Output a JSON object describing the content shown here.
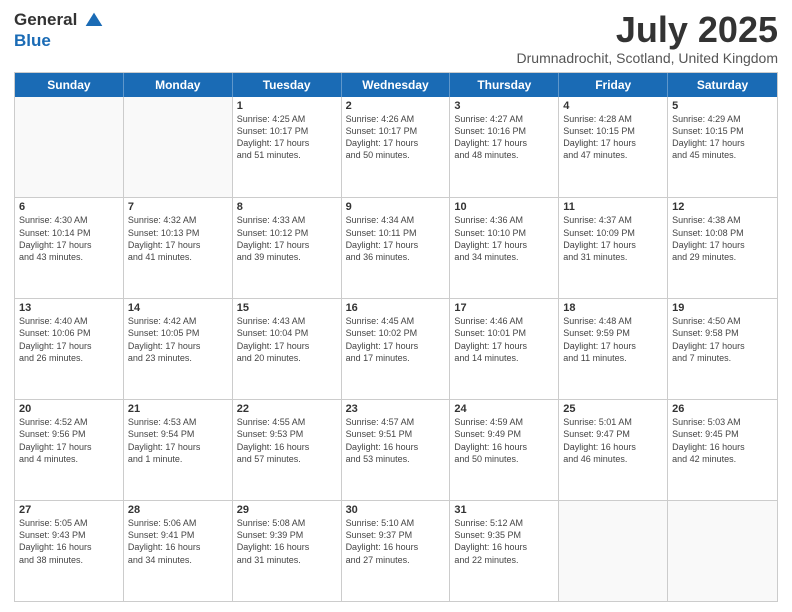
{
  "logo": {
    "general": "General",
    "blue": "Blue"
  },
  "title": "July 2025",
  "location": "Drumnadrochit, Scotland, United Kingdom",
  "days": [
    "Sunday",
    "Monday",
    "Tuesday",
    "Wednesday",
    "Thursday",
    "Friday",
    "Saturday"
  ],
  "weeks": [
    [
      {
        "day": "",
        "info": ""
      },
      {
        "day": "",
        "info": ""
      },
      {
        "day": "1",
        "info": "Sunrise: 4:25 AM\nSunset: 10:17 PM\nDaylight: 17 hours\nand 51 minutes."
      },
      {
        "day": "2",
        "info": "Sunrise: 4:26 AM\nSunset: 10:17 PM\nDaylight: 17 hours\nand 50 minutes."
      },
      {
        "day": "3",
        "info": "Sunrise: 4:27 AM\nSunset: 10:16 PM\nDaylight: 17 hours\nand 48 minutes."
      },
      {
        "day": "4",
        "info": "Sunrise: 4:28 AM\nSunset: 10:15 PM\nDaylight: 17 hours\nand 47 minutes."
      },
      {
        "day": "5",
        "info": "Sunrise: 4:29 AM\nSunset: 10:15 PM\nDaylight: 17 hours\nand 45 minutes."
      }
    ],
    [
      {
        "day": "6",
        "info": "Sunrise: 4:30 AM\nSunset: 10:14 PM\nDaylight: 17 hours\nand 43 minutes."
      },
      {
        "day": "7",
        "info": "Sunrise: 4:32 AM\nSunset: 10:13 PM\nDaylight: 17 hours\nand 41 minutes."
      },
      {
        "day": "8",
        "info": "Sunrise: 4:33 AM\nSunset: 10:12 PM\nDaylight: 17 hours\nand 39 minutes."
      },
      {
        "day": "9",
        "info": "Sunrise: 4:34 AM\nSunset: 10:11 PM\nDaylight: 17 hours\nand 36 minutes."
      },
      {
        "day": "10",
        "info": "Sunrise: 4:36 AM\nSunset: 10:10 PM\nDaylight: 17 hours\nand 34 minutes."
      },
      {
        "day": "11",
        "info": "Sunrise: 4:37 AM\nSunset: 10:09 PM\nDaylight: 17 hours\nand 31 minutes."
      },
      {
        "day": "12",
        "info": "Sunrise: 4:38 AM\nSunset: 10:08 PM\nDaylight: 17 hours\nand 29 minutes."
      }
    ],
    [
      {
        "day": "13",
        "info": "Sunrise: 4:40 AM\nSunset: 10:06 PM\nDaylight: 17 hours\nand 26 minutes."
      },
      {
        "day": "14",
        "info": "Sunrise: 4:42 AM\nSunset: 10:05 PM\nDaylight: 17 hours\nand 23 minutes."
      },
      {
        "day": "15",
        "info": "Sunrise: 4:43 AM\nSunset: 10:04 PM\nDaylight: 17 hours\nand 20 minutes."
      },
      {
        "day": "16",
        "info": "Sunrise: 4:45 AM\nSunset: 10:02 PM\nDaylight: 17 hours\nand 17 minutes."
      },
      {
        "day": "17",
        "info": "Sunrise: 4:46 AM\nSunset: 10:01 PM\nDaylight: 17 hours\nand 14 minutes."
      },
      {
        "day": "18",
        "info": "Sunrise: 4:48 AM\nSunset: 9:59 PM\nDaylight: 17 hours\nand 11 minutes."
      },
      {
        "day": "19",
        "info": "Sunrise: 4:50 AM\nSunset: 9:58 PM\nDaylight: 17 hours\nand 7 minutes."
      }
    ],
    [
      {
        "day": "20",
        "info": "Sunrise: 4:52 AM\nSunset: 9:56 PM\nDaylight: 17 hours\nand 4 minutes."
      },
      {
        "day": "21",
        "info": "Sunrise: 4:53 AM\nSunset: 9:54 PM\nDaylight: 17 hours\nand 1 minute."
      },
      {
        "day": "22",
        "info": "Sunrise: 4:55 AM\nSunset: 9:53 PM\nDaylight: 16 hours\nand 57 minutes."
      },
      {
        "day": "23",
        "info": "Sunrise: 4:57 AM\nSunset: 9:51 PM\nDaylight: 16 hours\nand 53 minutes."
      },
      {
        "day": "24",
        "info": "Sunrise: 4:59 AM\nSunset: 9:49 PM\nDaylight: 16 hours\nand 50 minutes."
      },
      {
        "day": "25",
        "info": "Sunrise: 5:01 AM\nSunset: 9:47 PM\nDaylight: 16 hours\nand 46 minutes."
      },
      {
        "day": "26",
        "info": "Sunrise: 5:03 AM\nSunset: 9:45 PM\nDaylight: 16 hours\nand 42 minutes."
      }
    ],
    [
      {
        "day": "27",
        "info": "Sunrise: 5:05 AM\nSunset: 9:43 PM\nDaylight: 16 hours\nand 38 minutes."
      },
      {
        "day": "28",
        "info": "Sunrise: 5:06 AM\nSunset: 9:41 PM\nDaylight: 16 hours\nand 34 minutes."
      },
      {
        "day": "29",
        "info": "Sunrise: 5:08 AM\nSunset: 9:39 PM\nDaylight: 16 hours\nand 31 minutes."
      },
      {
        "day": "30",
        "info": "Sunrise: 5:10 AM\nSunset: 9:37 PM\nDaylight: 16 hours\nand 27 minutes."
      },
      {
        "day": "31",
        "info": "Sunrise: 5:12 AM\nSunset: 9:35 PM\nDaylight: 16 hours\nand 22 minutes."
      },
      {
        "day": "",
        "info": ""
      },
      {
        "day": "",
        "info": ""
      }
    ]
  ]
}
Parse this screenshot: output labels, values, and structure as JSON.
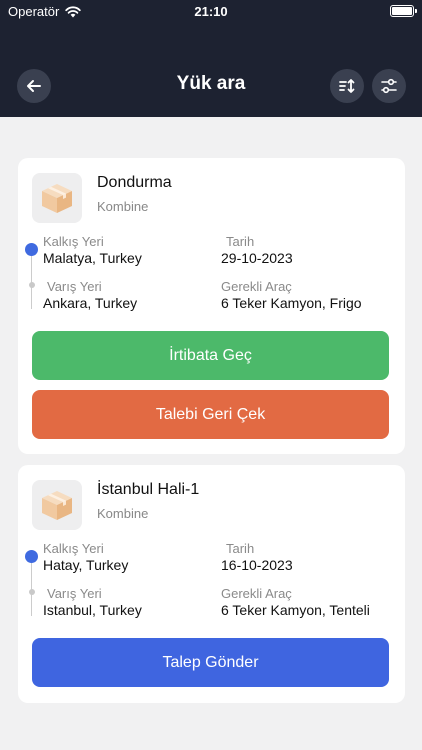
{
  "status_bar": {
    "carrier": "Operatör",
    "time": "21:10"
  },
  "header": {
    "title": "Yük ara"
  },
  "icons": {
    "back": "arrow-left-icon",
    "sort": "sort-icon",
    "filter": "sliders-icon",
    "thumb": "box-icon"
  },
  "colors": {
    "header_bg": "#1d2231",
    "accent_blue": "#3f65e0",
    "green": "#4cb96a",
    "orange": "#e26a43"
  },
  "cards": [
    {
      "title": "Dondurma",
      "subtitle": "Kombine",
      "from_label": "Kalkış Yeri",
      "from_value": "Malatya, Turkey",
      "to_label": "Varış Yeri",
      "to_value": "Ankara, Turkey",
      "date_label": "Tarih",
      "date_value": "29-10-2023",
      "vehicle_label": "Gerekli Araç",
      "vehicle_value": "6 Teker Kamyon, Frigo",
      "buttons": [
        "İrtibata Geç",
        "Talebi Geri Çek"
      ]
    },
    {
      "title": "İstanbul Hali-1",
      "subtitle": "Kombine",
      "from_label": "Kalkış Yeri",
      "from_value": "Hatay, Turkey",
      "to_label": "Varış Yeri",
      "to_value": "Istanbul, Turkey",
      "date_label": "Tarih",
      "date_value": "16-10-2023",
      "vehicle_label": "Gerekli Araç",
      "vehicle_value": "6 Teker Kamyon, Tenteli",
      "buttons": [
        "Talep Gönder"
      ]
    }
  ]
}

• _Set exercise_: From the records given above, copy all lines containing "Kamyon".

• _Solution to this exercise_:
      "vehicle_value": "6 Teker Kamyon, Frigo",
      "vehicle_value": "6 Teker Kamyon, Tenteli",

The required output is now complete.